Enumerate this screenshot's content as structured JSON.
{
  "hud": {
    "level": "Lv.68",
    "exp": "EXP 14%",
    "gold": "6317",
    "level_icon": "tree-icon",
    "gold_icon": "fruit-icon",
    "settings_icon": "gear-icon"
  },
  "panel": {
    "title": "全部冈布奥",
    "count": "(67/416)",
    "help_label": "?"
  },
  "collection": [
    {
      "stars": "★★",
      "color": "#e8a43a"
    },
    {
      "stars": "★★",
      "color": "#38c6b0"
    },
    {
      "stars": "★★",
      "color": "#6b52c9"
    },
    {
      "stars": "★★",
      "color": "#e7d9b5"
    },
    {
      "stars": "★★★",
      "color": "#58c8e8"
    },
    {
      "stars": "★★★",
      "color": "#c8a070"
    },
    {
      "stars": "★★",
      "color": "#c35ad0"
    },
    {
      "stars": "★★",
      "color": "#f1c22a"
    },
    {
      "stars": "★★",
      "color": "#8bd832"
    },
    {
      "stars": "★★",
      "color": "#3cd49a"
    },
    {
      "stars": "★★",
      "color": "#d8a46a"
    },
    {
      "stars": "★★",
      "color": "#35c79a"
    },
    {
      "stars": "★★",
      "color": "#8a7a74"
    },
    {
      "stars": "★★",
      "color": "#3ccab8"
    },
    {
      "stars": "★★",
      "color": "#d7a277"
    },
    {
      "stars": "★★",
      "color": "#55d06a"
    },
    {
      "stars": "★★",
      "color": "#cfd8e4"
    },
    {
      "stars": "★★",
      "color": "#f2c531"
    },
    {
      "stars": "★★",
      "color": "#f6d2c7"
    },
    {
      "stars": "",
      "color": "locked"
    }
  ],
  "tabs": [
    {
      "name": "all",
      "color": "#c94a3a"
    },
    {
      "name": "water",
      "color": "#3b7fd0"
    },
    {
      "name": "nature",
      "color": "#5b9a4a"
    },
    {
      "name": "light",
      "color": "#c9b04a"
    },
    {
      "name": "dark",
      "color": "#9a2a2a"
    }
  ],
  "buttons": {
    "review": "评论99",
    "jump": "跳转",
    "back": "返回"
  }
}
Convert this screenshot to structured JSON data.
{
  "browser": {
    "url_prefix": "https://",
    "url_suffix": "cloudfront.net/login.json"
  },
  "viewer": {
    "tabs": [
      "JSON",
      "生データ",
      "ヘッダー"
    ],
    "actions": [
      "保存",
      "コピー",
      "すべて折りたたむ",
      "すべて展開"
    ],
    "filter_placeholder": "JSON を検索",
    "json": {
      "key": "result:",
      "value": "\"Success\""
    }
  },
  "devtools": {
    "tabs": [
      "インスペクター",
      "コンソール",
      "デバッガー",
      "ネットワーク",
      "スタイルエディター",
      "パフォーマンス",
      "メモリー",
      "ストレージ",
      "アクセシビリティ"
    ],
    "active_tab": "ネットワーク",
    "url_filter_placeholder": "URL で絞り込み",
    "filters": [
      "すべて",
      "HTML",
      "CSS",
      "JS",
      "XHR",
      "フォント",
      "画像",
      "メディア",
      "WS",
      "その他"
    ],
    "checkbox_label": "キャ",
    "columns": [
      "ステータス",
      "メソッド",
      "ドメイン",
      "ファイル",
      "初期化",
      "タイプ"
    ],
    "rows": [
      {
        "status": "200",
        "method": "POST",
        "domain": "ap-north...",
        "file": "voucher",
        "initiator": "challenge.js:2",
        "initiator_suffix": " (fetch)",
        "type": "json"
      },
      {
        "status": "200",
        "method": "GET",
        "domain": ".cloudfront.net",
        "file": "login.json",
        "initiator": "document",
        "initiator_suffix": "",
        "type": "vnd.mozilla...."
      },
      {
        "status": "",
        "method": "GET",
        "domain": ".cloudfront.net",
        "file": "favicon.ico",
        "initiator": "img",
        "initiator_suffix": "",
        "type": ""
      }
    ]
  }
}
+ + + + + + +
WORK TO COMPLETE
Using the records above, list each line that includes "login".

WRITTEN REPLY
    "url_suffix": "cloudfront.net/login.json"
        "file": "login.json",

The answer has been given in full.